-- Start --
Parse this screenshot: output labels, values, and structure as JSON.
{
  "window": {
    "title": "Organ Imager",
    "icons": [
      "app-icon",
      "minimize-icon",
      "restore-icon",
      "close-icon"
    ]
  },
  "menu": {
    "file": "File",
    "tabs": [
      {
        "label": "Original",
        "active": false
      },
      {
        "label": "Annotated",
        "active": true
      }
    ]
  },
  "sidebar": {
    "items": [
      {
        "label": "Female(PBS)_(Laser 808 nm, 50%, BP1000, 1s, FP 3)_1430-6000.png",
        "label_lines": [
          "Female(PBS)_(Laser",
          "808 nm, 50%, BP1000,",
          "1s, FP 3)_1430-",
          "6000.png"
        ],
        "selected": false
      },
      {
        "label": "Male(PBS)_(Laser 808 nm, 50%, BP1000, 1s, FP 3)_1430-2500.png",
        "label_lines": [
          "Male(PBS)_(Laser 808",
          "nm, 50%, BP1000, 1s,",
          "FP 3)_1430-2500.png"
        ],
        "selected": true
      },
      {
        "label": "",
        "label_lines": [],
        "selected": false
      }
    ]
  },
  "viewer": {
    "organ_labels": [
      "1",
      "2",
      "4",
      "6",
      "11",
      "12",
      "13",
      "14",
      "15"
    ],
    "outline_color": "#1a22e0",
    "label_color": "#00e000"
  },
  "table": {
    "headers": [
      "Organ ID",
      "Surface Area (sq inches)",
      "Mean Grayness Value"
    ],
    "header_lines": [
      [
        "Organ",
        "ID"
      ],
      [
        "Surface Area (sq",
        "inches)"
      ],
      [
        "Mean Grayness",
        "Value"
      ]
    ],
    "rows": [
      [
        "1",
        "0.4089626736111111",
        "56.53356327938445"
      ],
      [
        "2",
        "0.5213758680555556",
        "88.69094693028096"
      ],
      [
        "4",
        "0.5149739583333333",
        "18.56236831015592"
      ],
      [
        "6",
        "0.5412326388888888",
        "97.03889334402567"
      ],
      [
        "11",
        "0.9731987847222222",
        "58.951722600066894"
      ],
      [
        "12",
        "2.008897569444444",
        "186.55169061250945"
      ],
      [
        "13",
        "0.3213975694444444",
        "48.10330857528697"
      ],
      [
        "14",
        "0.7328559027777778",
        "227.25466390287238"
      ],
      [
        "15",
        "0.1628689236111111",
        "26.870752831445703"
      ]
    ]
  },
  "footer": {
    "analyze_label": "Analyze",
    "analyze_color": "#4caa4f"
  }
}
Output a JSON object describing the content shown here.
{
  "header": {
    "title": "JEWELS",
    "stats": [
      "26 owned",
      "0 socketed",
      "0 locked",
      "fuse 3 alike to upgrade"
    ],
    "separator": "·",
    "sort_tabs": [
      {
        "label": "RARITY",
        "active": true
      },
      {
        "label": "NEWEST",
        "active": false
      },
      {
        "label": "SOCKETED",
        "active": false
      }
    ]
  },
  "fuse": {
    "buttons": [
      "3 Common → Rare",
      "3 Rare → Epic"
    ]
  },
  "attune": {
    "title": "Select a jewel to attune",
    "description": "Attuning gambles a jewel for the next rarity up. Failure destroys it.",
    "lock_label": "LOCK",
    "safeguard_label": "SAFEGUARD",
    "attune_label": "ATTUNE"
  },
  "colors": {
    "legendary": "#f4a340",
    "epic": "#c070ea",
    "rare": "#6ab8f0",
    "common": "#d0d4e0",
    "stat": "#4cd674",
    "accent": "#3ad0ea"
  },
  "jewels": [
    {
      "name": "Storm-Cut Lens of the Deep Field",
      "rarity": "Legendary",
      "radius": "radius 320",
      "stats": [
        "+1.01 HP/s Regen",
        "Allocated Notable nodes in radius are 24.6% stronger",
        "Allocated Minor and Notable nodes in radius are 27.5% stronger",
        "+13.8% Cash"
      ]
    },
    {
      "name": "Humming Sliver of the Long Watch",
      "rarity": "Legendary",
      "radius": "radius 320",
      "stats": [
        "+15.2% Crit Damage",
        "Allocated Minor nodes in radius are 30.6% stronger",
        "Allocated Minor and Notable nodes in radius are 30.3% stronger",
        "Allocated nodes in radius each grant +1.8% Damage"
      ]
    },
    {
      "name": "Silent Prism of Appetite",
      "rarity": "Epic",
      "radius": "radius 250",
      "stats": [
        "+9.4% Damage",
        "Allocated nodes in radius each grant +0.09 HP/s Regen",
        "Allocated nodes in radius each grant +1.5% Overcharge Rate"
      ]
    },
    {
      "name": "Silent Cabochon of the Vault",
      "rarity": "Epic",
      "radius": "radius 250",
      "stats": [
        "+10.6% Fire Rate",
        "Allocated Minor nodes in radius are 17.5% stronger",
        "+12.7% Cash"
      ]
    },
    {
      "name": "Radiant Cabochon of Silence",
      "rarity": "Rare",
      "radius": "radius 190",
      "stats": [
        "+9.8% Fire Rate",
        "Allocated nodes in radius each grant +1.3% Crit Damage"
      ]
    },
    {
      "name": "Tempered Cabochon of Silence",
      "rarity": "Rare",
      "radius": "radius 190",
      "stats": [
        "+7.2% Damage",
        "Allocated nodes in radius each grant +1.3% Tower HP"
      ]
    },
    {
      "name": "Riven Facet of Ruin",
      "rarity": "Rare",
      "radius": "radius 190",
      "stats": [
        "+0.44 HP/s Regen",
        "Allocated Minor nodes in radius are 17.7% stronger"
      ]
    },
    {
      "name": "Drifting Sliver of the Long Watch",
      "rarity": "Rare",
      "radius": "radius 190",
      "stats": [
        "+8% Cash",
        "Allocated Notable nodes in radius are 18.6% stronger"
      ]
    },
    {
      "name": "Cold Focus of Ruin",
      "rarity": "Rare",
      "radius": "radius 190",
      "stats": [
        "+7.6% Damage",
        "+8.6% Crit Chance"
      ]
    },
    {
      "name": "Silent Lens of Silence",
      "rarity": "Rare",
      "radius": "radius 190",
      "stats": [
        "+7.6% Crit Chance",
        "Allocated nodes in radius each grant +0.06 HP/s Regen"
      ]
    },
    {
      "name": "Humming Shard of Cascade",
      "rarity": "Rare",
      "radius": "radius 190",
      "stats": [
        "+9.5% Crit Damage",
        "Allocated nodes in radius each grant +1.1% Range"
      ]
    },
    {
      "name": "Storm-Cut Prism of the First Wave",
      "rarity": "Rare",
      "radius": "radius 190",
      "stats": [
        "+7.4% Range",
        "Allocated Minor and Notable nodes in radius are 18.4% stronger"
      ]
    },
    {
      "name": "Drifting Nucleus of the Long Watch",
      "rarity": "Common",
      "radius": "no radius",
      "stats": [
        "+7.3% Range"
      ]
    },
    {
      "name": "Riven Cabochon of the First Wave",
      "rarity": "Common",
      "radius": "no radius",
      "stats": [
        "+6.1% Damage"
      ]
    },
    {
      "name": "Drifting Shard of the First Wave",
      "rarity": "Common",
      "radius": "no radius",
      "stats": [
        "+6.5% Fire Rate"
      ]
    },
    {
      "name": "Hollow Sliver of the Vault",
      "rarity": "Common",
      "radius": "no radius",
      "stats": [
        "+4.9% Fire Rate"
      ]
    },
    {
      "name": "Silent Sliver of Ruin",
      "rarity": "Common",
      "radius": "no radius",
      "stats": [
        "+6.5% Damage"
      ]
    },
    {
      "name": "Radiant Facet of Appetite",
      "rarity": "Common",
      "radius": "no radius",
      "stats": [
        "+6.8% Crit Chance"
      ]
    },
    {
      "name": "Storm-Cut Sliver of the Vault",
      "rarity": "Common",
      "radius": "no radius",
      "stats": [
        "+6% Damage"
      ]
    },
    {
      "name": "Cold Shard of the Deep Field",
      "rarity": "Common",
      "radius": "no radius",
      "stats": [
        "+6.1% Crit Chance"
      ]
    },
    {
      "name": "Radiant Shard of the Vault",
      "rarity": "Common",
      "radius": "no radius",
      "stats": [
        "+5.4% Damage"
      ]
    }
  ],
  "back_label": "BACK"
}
-- End --
-- STATED GOAL --
Where a line above contains the word "Lens", copy that line.

-- IN RESPONSE --
      "name": "Storm-Cut Lens of the Deep Field",
      "name": "Silent Lens of Silence",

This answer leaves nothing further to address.